The exercise: Select all lines holding the word "Arbeiter" from the entries that follow.
━━ Records to use
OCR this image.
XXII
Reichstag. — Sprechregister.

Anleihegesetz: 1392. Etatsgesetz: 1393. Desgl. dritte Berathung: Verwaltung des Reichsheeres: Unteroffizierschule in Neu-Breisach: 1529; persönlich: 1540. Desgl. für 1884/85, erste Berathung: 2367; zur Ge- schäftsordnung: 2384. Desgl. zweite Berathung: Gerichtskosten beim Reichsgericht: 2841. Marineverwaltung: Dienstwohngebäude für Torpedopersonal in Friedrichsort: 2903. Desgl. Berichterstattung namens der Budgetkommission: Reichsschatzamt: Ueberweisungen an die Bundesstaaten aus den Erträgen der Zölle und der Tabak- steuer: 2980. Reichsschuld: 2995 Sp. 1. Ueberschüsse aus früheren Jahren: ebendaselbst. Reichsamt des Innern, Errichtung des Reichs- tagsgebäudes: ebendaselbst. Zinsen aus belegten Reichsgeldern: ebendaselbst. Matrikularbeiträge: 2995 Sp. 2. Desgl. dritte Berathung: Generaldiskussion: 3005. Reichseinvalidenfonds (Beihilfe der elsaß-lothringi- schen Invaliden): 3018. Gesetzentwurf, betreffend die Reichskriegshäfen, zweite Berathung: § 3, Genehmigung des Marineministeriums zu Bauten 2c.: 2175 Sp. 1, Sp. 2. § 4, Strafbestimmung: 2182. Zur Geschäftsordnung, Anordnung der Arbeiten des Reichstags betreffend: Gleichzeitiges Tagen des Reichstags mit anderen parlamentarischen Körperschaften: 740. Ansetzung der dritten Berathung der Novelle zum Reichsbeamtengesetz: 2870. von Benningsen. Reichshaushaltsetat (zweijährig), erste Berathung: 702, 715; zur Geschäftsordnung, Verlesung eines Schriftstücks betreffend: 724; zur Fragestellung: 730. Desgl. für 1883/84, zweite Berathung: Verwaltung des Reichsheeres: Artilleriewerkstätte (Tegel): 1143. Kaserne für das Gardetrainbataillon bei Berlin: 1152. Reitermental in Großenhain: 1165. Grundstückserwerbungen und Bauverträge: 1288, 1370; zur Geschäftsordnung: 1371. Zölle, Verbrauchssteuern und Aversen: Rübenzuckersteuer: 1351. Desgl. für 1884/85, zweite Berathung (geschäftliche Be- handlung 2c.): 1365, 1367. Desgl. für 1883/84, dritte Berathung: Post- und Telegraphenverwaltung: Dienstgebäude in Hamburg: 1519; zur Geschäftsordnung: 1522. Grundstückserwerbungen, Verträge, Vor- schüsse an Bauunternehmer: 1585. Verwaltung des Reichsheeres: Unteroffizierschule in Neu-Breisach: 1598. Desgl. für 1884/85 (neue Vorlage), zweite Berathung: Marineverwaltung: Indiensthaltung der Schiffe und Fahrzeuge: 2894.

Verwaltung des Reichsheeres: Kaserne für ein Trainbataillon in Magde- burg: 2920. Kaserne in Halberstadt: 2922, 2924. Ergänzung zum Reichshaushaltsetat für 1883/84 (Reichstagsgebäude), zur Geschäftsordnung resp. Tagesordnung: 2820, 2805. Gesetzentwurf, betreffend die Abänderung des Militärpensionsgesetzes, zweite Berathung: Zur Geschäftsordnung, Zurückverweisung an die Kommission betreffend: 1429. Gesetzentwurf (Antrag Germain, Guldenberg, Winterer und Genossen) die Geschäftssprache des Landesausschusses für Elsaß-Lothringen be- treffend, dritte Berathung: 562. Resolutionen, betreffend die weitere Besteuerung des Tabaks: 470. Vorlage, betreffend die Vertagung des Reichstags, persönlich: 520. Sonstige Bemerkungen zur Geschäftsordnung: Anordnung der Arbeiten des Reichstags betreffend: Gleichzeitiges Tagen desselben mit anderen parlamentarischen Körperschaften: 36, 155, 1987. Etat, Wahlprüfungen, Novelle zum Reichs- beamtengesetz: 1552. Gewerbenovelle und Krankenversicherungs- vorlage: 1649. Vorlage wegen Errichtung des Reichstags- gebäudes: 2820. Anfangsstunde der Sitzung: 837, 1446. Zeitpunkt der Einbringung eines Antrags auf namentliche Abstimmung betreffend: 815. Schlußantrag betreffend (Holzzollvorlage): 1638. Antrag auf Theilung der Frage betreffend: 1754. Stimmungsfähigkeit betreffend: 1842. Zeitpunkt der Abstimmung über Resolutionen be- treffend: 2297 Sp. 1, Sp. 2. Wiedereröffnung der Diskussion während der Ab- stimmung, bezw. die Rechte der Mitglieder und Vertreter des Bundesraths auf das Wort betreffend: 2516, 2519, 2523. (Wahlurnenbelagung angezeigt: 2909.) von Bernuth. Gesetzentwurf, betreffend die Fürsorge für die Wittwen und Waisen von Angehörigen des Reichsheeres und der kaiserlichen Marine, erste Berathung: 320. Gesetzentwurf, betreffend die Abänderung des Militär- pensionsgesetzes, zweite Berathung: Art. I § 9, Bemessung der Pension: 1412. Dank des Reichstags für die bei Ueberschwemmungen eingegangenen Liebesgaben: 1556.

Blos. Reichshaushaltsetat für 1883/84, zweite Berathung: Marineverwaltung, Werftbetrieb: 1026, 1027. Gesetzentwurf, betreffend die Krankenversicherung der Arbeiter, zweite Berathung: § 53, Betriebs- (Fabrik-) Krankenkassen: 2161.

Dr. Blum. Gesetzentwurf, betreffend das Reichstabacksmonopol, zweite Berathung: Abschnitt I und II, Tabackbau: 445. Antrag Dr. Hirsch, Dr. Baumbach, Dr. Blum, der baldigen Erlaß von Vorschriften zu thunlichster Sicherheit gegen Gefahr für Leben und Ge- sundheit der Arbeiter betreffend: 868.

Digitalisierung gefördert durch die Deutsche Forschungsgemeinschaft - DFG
━━━━
Response to this exercise:
Blos. Reichshaushaltsetat für 1883/84, zweite Berathung: Marineverwaltung, Werftbetrieb: 1026, 1027. Gesetzentwurf, betreffend die Krankenversicherung der Arbeiter, zweite Berathung: § 53, Betriebs- (Fabrik-) Krankenkassen: 2161.
Dr. Blum. Gesetzentwurf, betreffend das Reichstabacksmonopol, zweite Berathung: Abschnitt I und II, Tabackbau: 445. Antrag Dr. Hirsch, Dr. Baumbach, Dr. Blum, der baldigen Erlaß von Vorschriften zu thunlichster Sicherheit gegen Gefahr für Leben und Ge- sundheit der Arbeiter betreffend: 868.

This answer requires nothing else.